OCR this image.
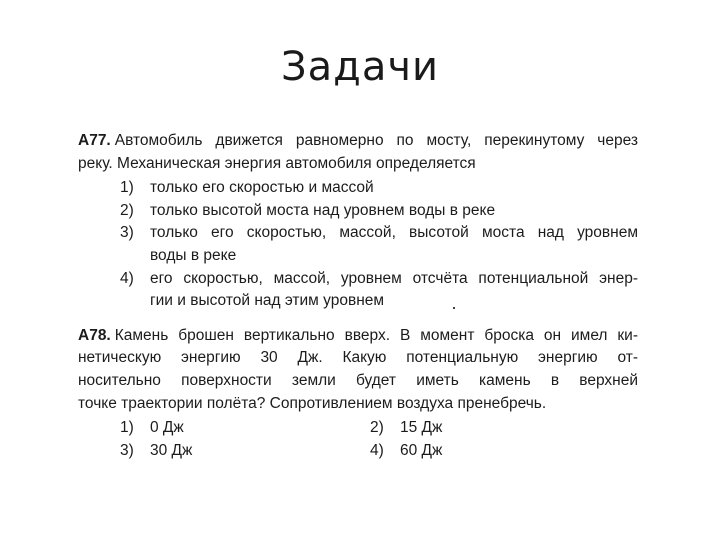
Задачи
А77. Автомобиль движется равномерно по мосту, перекинутому через
реку. Механическая энергия автомобиля определяется
1)	только его скоростью и массой
2)	только высотой моста над уровнем воды в реке
3)	только его скоростью, массой, высотой моста над уровнем
воды в реке
4)	его скоростью, массой, уровнем отсчёта потенциальной энер-
гии и высотой над этим уровнем
А78. Камень брошен вертикально вверх. В момент броска он имел ки-
нетическую энергию 30 Дж. Какую потенциальную энергию от-
носительно поверхности земли будет иметь камень в верхней
точке траектории полёта? Сопротивлением воздуха пренебречь.
1)	0 Дж	2)	15 Дж
3)	30 Дж	4)	60 Дж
--- --- ---
SHORT TASK
Output the entries above exactly, without their pictures.

WRITTEN ANSWER
OCR this image.
Задачи
А77. Автомобиль движется равномерно по мосту, перекинутому через
реку. Механическая энергия автомобиля определяется
1)	только его скоростью и массой
2)	только высотой моста над уровнем воды в реке
3)	только его скоростью, массой, высотой моста над уровнем
воды в реке
4)	его скоростью, массой, уровнем отсчёта потенциальной энер-
гии и высотой над этим уровнем
А78. Камень брошен вертикально вверх. В момент броска он имел ки-
нетическую энергию 30 Дж. Какую потенциальную энергию от-
носительно поверхности земли будет иметь камень в верхней
точке траектории полёта? Сопротивлением воздуха пренебречь.
1)	0 Дж	2)	15 Дж
3)	30 Дж	4)	60 Дж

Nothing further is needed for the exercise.